## Problem to work on
Within the material below, find each line bearing the word "Over" and present it.

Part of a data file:
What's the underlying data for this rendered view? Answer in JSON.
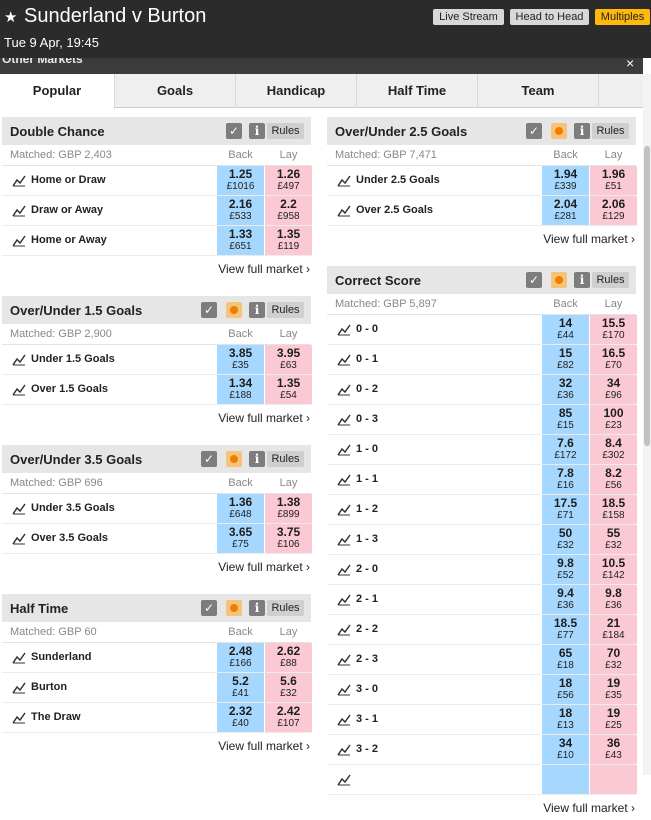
{
  "header": {
    "title": "Sunderland v Burton",
    "datetime": "Tue 9 Apr, 19:45",
    "buttons": {
      "live_stream": "Live Stream",
      "head_to_head": "Head to Head",
      "multiples": "Multiples"
    }
  },
  "other_markets": {
    "label": "Other Markets",
    "close": "×"
  },
  "tabs": [
    "Popular",
    "Goals",
    "Handicap",
    "Half Time",
    "Team"
  ],
  "common": {
    "rules": "Rules",
    "back": "Back",
    "lay": "Lay",
    "view_full": "View full market ›",
    "info": "i",
    "check": "✓"
  },
  "markets": {
    "double_chance": {
      "title": "Double Chance",
      "matched": "Matched: GBP 2,403",
      "rows": [
        {
          "name": "Home or Draw",
          "back": "1.25",
          "back_stake": "£1016",
          "lay": "1.26",
          "lay_stake": "£497"
        },
        {
          "name": "Draw or Away",
          "back": "2.16",
          "back_stake": "£533",
          "lay": "2.2",
          "lay_stake": "£958"
        },
        {
          "name": "Home or Away",
          "back": "1.33",
          "back_stake": "£651",
          "lay": "1.35",
          "lay_stake": "£119"
        }
      ]
    },
    "ou15": {
      "title": "Over/Under 1.5 Goals",
      "matched": "Matched: GBP 2,900",
      "rows": [
        {
          "name": "Under 1.5 Goals",
          "back": "3.85",
          "back_stake": "£35",
          "lay": "3.95",
          "lay_stake": "£63"
        },
        {
          "name": "Over 1.5 Goals",
          "back": "1.34",
          "back_stake": "£188",
          "lay": "1.35",
          "lay_stake": "£54"
        }
      ]
    },
    "ou35": {
      "title": "Over/Under 3.5 Goals",
      "matched": "Matched: GBP 696",
      "rows": [
        {
          "name": "Under 3.5 Goals",
          "back": "1.36",
          "back_stake": "£648",
          "lay": "1.38",
          "lay_stake": "£899"
        },
        {
          "name": "Over 3.5 Goals",
          "back": "3.65",
          "back_stake": "£75",
          "lay": "3.75",
          "lay_stake": "£106"
        }
      ]
    },
    "half_time": {
      "title": "Half Time",
      "matched": "Matched: GBP 60",
      "rows": [
        {
          "name": "Sunderland",
          "back": "2.48",
          "back_stake": "£166",
          "lay": "2.62",
          "lay_stake": "£88"
        },
        {
          "name": "Burton",
          "back": "5.2",
          "back_stake": "£41",
          "lay": "5.6",
          "lay_stake": "£32"
        },
        {
          "name": "The Draw",
          "back": "2.32",
          "back_stake": "£40",
          "lay": "2.42",
          "lay_stake": "£107"
        }
      ]
    },
    "ou25": {
      "title": "Over/Under 2.5 Goals",
      "matched": "Matched: GBP 7,471",
      "rows": [
        {
          "name": "Under 2.5 Goals",
          "back": "1.94",
          "back_stake": "£339",
          "lay": "1.96",
          "lay_stake": "£51"
        },
        {
          "name": "Over 2.5 Goals",
          "back": "2.04",
          "back_stake": "£281",
          "lay": "2.06",
          "lay_stake": "£129"
        }
      ]
    },
    "correct_score": {
      "title": "Correct Score",
      "matched": "Matched: GBP 5,897",
      "rows": [
        {
          "name": "0 - 0",
          "back": "14",
          "back_stake": "£44",
          "lay": "15.5",
          "lay_stake": "£170"
        },
        {
          "name": "0 - 1",
          "back": "15",
          "back_stake": "£82",
          "lay": "16.5",
          "lay_stake": "£70"
        },
        {
          "name": "0 - 2",
          "back": "32",
          "back_stake": "£36",
          "lay": "34",
          "lay_stake": "£96"
        },
        {
          "name": "0 - 3",
          "back": "85",
          "back_stake": "£15",
          "lay": "100",
          "lay_stake": "£23"
        },
        {
          "name": "1 - 0",
          "back": "7.6",
          "back_stake": "£172",
          "lay": "8.4",
          "lay_stake": "£302"
        },
        {
          "name": "1 - 1",
          "back": "7.8",
          "back_stake": "£16",
          "lay": "8.2",
          "lay_stake": "£56"
        },
        {
          "name": "1 - 2",
          "back": "17.5",
          "back_stake": "£71",
          "lay": "18.5",
          "lay_stake": "£158"
        },
        {
          "name": "1 - 3",
          "back": "50",
          "back_stake": "£32",
          "lay": "55",
          "lay_stake": "£32"
        },
        {
          "name": "2 - 0",
          "back": "9.8",
          "back_stake": "£52",
          "lay": "10.5",
          "lay_stake": "£142"
        },
        {
          "name": "2 - 1",
          "back": "9.4",
          "back_stake": "£36",
          "lay": "9.8",
          "lay_stake": "£36"
        },
        {
          "name": "2 - 2",
          "back": "18.5",
          "back_stake": "£77",
          "lay": "21",
          "lay_stake": "£184"
        },
        {
          "name": "2 - 3",
          "back": "65",
          "back_stake": "£18",
          "lay": "70",
          "lay_stake": "£32"
        },
        {
          "name": "3 - 0",
          "back": "18",
          "back_stake": "£56",
          "lay": "19",
          "lay_stake": "£35"
        },
        {
          "name": "3 - 1",
          "back": "18",
          "back_stake": "£13",
          "lay": "19",
          "lay_stake": "£25"
        },
        {
          "name": "3 - 2",
          "back": "34",
          "back_stake": "£10",
          "lay": "36",
          "lay_stake": "£43"
        },
        {
          "name": "",
          "back": "",
          "back_stake": "",
          "lay": "",
          "lay_stake": ""
        }
      ]
    }
  }
}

## Solved problem
      "title": "Over/Under 1.5 Goals",
          "name": "Over 1.5 Goals",
      "title": "Over/Under 3.5 Goals",
          "name": "Over 3.5 Goals",
      "title": "Over/Under 2.5 Goals",
          "name": "Over 2.5 Goals",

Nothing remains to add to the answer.